What the task asks:
Return the listing below word for word.

--- BEGIN Material for the task ---

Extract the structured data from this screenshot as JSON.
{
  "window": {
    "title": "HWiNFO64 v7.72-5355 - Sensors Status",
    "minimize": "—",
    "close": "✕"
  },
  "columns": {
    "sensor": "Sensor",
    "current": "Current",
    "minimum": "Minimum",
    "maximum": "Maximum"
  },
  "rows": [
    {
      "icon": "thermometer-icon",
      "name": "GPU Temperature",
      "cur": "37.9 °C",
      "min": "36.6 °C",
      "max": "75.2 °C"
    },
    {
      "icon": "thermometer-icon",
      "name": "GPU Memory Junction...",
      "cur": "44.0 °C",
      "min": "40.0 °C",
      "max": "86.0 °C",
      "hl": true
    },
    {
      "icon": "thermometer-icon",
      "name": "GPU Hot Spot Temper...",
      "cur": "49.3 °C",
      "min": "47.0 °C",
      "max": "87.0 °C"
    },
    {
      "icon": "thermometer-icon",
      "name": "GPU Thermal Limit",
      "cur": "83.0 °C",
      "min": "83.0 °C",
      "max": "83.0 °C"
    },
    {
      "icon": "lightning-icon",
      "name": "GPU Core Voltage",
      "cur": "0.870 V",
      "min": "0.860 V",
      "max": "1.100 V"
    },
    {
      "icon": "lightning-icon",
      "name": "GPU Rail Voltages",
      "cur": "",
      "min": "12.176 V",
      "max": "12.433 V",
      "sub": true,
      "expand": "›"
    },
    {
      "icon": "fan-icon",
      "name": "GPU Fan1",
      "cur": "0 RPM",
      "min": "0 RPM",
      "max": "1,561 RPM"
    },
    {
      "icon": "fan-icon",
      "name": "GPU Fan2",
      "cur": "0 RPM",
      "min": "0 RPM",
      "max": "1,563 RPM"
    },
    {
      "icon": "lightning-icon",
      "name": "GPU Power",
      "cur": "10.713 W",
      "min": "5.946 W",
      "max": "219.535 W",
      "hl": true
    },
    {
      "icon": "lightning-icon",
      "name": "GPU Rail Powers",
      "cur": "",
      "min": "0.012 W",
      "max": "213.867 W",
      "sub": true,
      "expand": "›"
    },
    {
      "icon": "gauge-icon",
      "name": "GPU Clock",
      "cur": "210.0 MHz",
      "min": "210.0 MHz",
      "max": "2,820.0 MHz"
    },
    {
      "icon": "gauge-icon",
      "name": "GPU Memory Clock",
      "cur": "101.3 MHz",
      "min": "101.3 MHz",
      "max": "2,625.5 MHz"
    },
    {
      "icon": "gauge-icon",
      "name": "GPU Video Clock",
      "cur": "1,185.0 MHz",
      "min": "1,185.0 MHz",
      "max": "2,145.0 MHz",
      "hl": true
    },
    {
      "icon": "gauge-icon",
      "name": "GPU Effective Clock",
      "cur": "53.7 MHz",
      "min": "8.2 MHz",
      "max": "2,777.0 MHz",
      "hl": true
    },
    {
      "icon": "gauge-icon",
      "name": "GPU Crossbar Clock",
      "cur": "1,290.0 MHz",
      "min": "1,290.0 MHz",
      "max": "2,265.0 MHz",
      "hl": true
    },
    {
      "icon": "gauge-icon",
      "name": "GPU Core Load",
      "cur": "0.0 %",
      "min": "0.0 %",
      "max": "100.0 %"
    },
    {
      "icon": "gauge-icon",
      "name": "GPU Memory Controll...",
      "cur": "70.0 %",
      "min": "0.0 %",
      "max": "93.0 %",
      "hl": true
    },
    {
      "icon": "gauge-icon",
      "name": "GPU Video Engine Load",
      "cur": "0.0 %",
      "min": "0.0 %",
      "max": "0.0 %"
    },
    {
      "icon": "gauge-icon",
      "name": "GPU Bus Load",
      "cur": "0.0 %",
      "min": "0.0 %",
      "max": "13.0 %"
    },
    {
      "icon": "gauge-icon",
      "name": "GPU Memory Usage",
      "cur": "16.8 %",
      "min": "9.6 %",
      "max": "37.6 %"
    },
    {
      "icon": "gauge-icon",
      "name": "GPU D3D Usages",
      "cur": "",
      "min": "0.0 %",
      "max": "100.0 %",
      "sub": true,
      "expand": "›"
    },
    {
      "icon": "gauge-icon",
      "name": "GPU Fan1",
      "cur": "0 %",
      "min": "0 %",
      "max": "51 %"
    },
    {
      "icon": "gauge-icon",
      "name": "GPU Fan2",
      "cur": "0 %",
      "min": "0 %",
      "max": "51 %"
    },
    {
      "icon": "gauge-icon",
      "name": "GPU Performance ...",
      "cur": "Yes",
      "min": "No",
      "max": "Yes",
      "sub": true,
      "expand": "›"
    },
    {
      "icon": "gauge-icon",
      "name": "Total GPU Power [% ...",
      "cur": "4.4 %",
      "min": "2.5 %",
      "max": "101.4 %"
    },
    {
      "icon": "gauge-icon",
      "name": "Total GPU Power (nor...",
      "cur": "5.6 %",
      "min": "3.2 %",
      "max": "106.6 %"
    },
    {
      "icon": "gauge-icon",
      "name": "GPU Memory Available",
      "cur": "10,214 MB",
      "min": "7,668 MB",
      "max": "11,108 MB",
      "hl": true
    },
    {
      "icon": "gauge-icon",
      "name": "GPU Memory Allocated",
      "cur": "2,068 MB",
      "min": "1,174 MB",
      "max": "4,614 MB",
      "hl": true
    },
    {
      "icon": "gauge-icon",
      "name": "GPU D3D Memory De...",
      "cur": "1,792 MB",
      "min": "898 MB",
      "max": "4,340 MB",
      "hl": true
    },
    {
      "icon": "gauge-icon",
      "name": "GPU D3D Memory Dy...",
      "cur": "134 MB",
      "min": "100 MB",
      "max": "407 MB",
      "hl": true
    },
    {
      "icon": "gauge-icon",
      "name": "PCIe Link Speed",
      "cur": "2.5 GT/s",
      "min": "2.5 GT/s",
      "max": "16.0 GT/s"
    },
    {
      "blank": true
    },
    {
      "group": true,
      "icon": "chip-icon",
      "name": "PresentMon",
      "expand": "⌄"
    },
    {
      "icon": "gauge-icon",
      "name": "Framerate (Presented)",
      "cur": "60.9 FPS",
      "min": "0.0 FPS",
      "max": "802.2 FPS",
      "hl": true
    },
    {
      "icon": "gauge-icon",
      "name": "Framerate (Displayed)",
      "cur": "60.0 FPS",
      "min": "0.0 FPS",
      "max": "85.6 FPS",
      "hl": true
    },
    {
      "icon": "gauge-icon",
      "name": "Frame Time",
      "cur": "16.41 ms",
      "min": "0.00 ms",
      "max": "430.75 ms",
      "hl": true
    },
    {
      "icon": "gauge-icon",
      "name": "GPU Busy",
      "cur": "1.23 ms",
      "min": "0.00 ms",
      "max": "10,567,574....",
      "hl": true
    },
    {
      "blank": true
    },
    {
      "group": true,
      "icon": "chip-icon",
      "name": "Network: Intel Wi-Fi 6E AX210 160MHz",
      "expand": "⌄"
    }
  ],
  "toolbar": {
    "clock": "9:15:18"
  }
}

--- END Material for the task ---

Task output:
Extract the structured data from this screenshot as JSON.
{
  "window": {
    "title": "HWiNFO64 v7.72-5355 - Sensors Status",
    "minimize": "—",
    "close": "✕"
  },
  "columns": {
    "sensor": "Sensor",
    "current": "Current",
    "minimum": "Minimum",
    "maximum": "Maximum"
  },
  "rows": [
    {
      "icon": "thermometer-icon",
      "name": "GPU Temperature",
      "cur": "37.9 °C",
      "min": "36.6 °C",
      "max": "75.2 °C"
    },
    {
      "icon": "thermometer-icon",
      "name": "GPU Memory Junction...",
      "cur": "44.0 °C",
      "min": "40.0 °C",
      "max": "86.0 °C",
      "hl": true
    },
    {
      "icon": "thermometer-icon",
      "name": "GPU Hot Spot Temper...",
      "cur": "49.3 °C",
      "min": "47.0 °C",
      "max": "87.0 °C"
    },
    {
      "icon": "thermometer-icon",
      "name": "GPU Thermal Limit",
      "cur": "83.0 °C",
      "min": "83.0 °C",
      "max": "83.0 °C"
    },
    {
      "icon": "lightning-icon",
      "name": "GPU Core Voltage",
      "cur": "0.870 V",
      "min": "0.860 V",
      "max": "1.100 V"
    },
    {
      "icon": "lightning-icon",
      "name": "GPU Rail Voltages",
      "cur": "",
      "min": "12.176 V",
      "max": "12.433 V",
      "sub": true,
      "expand": "›"
    },
    {
      "icon": "fan-icon",
      "name": "GPU Fan1",
      "cur": "0 RPM",
      "min": "0 RPM",
      "max": "1,561 RPM"
    },
    {
      "icon": "fan-icon",
      "name": "GPU Fan2",
      "cur": "0 RPM",
      "min": "0 RPM",
      "max": "1,563 RPM"
    },
    {
      "icon": "lightning-icon",
      "name": "GPU Power",
      "cur": "10.713 W",
      "min": "5.946 W",
      "max": "219.535 W",
      "hl": true
    },
    {
      "icon": "lightning-icon",
      "name": "GPU Rail Powers",
      "cur": "",
      "min": "0.012 W",
      "max": "213.867 W",
      "sub": true,
      "expand": "›"
    },
    {
      "icon": "gauge-icon",
      "name": "GPU Clock",
      "cur": "210.0 MHz",
      "min": "210.0 MHz",
      "max": "2,820.0 MHz"
    },
    {
      "icon": "gauge-icon",
      "name": "GPU Memory Clock",
      "cur": "101.3 MHz",
      "min": "101.3 MHz",
      "max": "2,625.5 MHz"
    },
    {
      "icon": "gauge-icon",
      "name": "GPU Video Clock",
      "cur": "1,185.0 MHz",
      "min": "1,185.0 MHz",
      "max": "2,145.0 MHz",
      "hl": true
    },
    {
      "icon": "gauge-icon",
      "name": "GPU Effective Clock",
      "cur": "53.7 MHz",
      "min": "8.2 MHz",
      "max": "2,777.0 MHz",
      "hl": true
    },
    {
      "icon": "gauge-icon",
      "name": "GPU Crossbar Clock",
      "cur": "1,290.0 MHz",
      "min": "1,290.0 MHz",
      "max": "2,265.0 MHz",
      "hl": true
    },
    {
      "icon": "gauge-icon",
      "name": "GPU Core Load",
      "cur": "0.0 %",
      "min": "0.0 %",
      "max": "100.0 %"
    },
    {
      "icon": "gauge-icon",
      "name": "GPU Memory Controll...",
      "cur": "70.0 %",
      "min": "0.0 %",
      "max": "93.0 %",
      "hl": true
    },
    {
      "icon": "gauge-icon",
      "name": "GPU Video Engine Load",
      "cur": "0.0 %",
      "min": "0.0 %",
      "max": "0.0 %"
    },
    {
      "icon": "gauge-icon",
      "name": "GPU Bus Load",
      "cur": "0.0 %",
      "min": "0.0 %",
      "max": "13.0 %"
    },
    {
      "icon": "gauge-icon",
      "name": "GPU Memory Usage",
      "cur": "16.8 %",
      "min": "9.6 %",
      "max": "37.6 %"
    },
    {
      "icon": "gauge-icon",
      "name": "GPU D3D Usages",
      "cur": "",
      "min": "0.0 %",
      "max": "100.0 %",
      "sub": true,
      "expand": "›"
    },
    {
      "icon": "gauge-icon",
      "name": "GPU Fan1",
      "cur": "0 %",
      "min": "0 %",
      "max": "51 %"
    },
    {
      "icon": "gauge-icon",
      "name": "GPU Fan2",
      "cur": "0 %",
      "min": "0 %",
      "max": "51 %"
    },
    {
      "icon": "gauge-icon",
      "name": "GPU Performance ...",
      "cur": "Yes",
      "min": "No",
      "max": "Yes",
      "sub": true,
      "expand": "›"
    },
    {
      "icon": "gauge-icon",
      "name": "Total GPU Power [% ...",
      "cur": "4.4 %",
      "min": "2.5 %",
      "max": "101.4 %"
    },
    {
      "icon": "gauge-icon",
      "name": "Total GPU Power (nor...",
      "cur": "5.6 %",
      "min": "3.2 %",
      "max": "106.6 %"
    },
    {
      "icon": "gauge-icon",
      "name": "GPU Memory Available",
      "cur": "10,214 MB",
      "min": "7,668 MB",
      "max": "11,108 MB",
      "hl": true
    },
    {
      "icon": "gauge-icon",
      "name": "GPU Memory Allocated",
      "cur": "2,068 MB",
      "min": "1,174 MB",
      "max": "4,614 MB",
      "hl": true
    },
    {
      "icon": "gauge-icon",
      "name": "GPU D3D Memory De...",
      "cur": "1,792 MB",
      "min": "898 MB",
      "max": "4,340 MB",
      "hl": true
    },
    {
      "icon": "gauge-icon",
      "name": "GPU D3D Memory Dy...",
      "cur": "134 MB",
      "min": "100 MB",
      "max": "407 MB",
      "hl": true
    },
    {
      "icon": "gauge-icon",
      "name": "PCIe Link Speed",
      "cur": "2.5 GT/s",
      "min": "2.5 GT/s",
      "max": "16.0 GT/s"
    },
    {
      "blank": true
    },
    {
      "group": true,
      "icon": "chip-icon",
      "name": "PresentMon",
      "expand": "⌄"
    },
    {
      "icon": "gauge-icon",
      "name": "Framerate (Presented)",
      "cur": "60.9 FPS",
      "min": "0.0 FPS",
      "max": "802.2 FPS",
      "hl": true
    },
    {
      "icon": "gauge-icon",
      "name": "Framerate (Displayed)",
      "cur": "60.0 FPS",
      "min": "0.0 FPS",
      "max": "85.6 FPS",
      "hl": true
    },
    {
      "icon": "gauge-icon",
      "name": "Frame Time",
      "cur": "16.41 ms",
      "min": "0.00 ms",
      "max": "430.75 ms",
      "hl": true
    },
    {
      "icon": "gauge-icon",
      "name": "GPU Busy",
      "cur": "1.23 ms",
      "min": "0.00 ms",
      "max": "10,567,574....",
      "hl": true
    },
    {
      "blank": true
    },
    {
      "group": true,
      "icon": "chip-icon",
      "name": "Network: Intel Wi-Fi 6E AX210 160MHz",
      "expand": "⌄"
    }
  ],
  "toolbar": {
    "clock": "9:15:18"
  }
}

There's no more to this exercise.